- [Extrait]
╭──
Après le low-cost de moindre qualité, le low-cost en grande quantité, le low-cost sur palettes ou le low-cost glamour (pas cher mais toujours à la mode), place au low-cost à l’esthétique «low». Moins cher car moins beau. Le filon n’est pas prêt de s’épuiser.

Jouer sur une apparence «en rupture» n’est pas une mauvaise idée. D’une part, parce que tous les consommateurs ne sont pas guidés par des préoccupations esthétiques. D’autre part, parce ce que ce qui échappe aux normes est aujourd’hui recherché et valorisé car vécu comme un signe d’authenticité, de rusticité et de naturalité. Les vertus du moche ont de quoi séduire toutes les populations aux penchants bobo.

La presse ne cesse, depuis quelques semaines, d’évoquer le phénomène du «normcore» : paraître banal, quand tout le monde cherche à se construire un style et à s’attribuer une attitude. Une nouvelle normalité est en route. Le moche est du voyage.

Big Book

C’est une page de l’histoire de France de la consommation qui vient d’être tournée. Le catalogue des 3 Suisses, né en 1932, n’est plus. La fin d’une époque. Deux fois par an, les Français l’attendaient avec impatience. L’édition printemps-été 2014 des 3 Suisses sera donc la dernière. Avis aux amateurs de vintage et de collectors. Un pavé de 930 pages, édité à près de 8 millions d’exemplaires…

A bien y regarder, le catalogue, qui fit les beaux jours du commerce français, portait en lui ce qui ferait, plus tard le succès du e-commerce.
╰──
- [Matériel]
╭──
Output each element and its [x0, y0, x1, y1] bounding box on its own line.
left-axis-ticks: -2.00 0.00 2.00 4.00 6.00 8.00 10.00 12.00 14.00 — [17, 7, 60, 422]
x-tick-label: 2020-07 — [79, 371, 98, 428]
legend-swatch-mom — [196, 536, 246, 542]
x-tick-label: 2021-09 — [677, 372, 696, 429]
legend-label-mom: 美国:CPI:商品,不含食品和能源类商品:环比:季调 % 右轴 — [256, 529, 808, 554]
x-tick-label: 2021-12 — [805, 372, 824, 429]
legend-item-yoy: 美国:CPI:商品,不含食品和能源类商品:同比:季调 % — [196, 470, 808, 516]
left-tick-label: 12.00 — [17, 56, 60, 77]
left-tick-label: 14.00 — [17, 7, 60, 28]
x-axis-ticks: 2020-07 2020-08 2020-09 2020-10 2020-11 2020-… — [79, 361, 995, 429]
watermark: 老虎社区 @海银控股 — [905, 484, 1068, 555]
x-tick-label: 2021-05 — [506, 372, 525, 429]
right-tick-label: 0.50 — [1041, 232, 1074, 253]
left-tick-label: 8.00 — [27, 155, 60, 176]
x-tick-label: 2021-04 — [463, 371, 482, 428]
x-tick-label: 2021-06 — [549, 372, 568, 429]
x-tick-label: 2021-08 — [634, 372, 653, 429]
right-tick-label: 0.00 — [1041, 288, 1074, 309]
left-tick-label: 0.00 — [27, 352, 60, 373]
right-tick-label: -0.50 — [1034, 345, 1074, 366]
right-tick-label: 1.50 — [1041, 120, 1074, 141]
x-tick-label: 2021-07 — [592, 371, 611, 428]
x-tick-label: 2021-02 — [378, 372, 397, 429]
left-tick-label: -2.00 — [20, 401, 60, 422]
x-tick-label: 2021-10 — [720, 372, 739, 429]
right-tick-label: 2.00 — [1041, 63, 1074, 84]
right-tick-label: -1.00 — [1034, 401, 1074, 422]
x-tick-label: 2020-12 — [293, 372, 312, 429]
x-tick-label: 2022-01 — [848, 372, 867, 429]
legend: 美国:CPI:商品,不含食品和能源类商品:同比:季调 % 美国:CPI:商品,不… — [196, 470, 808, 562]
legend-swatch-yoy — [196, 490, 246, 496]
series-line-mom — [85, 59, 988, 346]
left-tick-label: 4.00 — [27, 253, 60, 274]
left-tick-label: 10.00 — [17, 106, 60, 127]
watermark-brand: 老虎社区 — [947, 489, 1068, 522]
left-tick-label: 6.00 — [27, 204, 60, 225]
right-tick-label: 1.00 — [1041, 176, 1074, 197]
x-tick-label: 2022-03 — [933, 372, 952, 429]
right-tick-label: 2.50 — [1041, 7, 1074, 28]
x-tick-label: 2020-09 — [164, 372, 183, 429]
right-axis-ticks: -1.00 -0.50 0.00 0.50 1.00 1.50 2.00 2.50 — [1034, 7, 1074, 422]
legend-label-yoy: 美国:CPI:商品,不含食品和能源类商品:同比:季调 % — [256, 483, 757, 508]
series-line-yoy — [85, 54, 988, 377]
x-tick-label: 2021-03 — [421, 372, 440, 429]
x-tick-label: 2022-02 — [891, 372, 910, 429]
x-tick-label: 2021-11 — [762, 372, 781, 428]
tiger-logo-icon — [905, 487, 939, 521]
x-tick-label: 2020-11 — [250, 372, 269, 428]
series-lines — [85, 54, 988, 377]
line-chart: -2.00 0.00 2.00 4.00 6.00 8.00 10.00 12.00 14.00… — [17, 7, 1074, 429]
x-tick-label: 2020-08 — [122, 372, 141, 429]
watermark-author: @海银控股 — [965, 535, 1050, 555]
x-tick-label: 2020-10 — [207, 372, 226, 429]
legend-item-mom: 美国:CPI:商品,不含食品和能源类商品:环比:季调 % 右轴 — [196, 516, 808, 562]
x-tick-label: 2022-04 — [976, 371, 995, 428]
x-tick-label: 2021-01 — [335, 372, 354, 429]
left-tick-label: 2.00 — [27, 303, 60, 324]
╰──
- [Consignes de l'exercice]
1) Recopiez le passage de l'extrait qui va de « Après le low-cost » à « aux penchants bobo. ».
2) D'après l'extrait, en quelle année le catalogue des 3 Suisses est-il né ?
3) Expliquez pourquoi, selon l'extrait, jouer sur une apparence « en rupture » n'est pas une mauvaise idée.

- [Exercice corrigé]
1)
Après le low-cost de moindre qualité, le low-cost en grande quantité, le low-cost sur palettes ou le low-cost glamour (pas cher mais toujours à la mode), place au low-cost à l’esthétique «low». Moins cher car moins beau. Le filon n’est pas prêt de s’épuiser.

Jouer sur une apparence «en rupture» n’est pas une mauvaise idée. D’une part, parce que tous les consommateurs ne sont pas guidés par des préoccupations esthétiques. D’autre part, parce ce que ce qui échappe aux normes est aujourd’hui recherché et valorisé car vécu comme un signe d’authenticité, de rusticité et de naturalité. Les vertus du moche ont de quoi séduire toutes les populations aux penchants bobo.

2) En 1932.

3) D'une part, tous les consommateurs ne sont pas guidés par des préoccupations esthétiques. D'autre part, ce qui échappe aux normes est aujourd'hui recherché et valorisé, car on le vit comme un signe d'authenticité, de rusticité et de naturalité.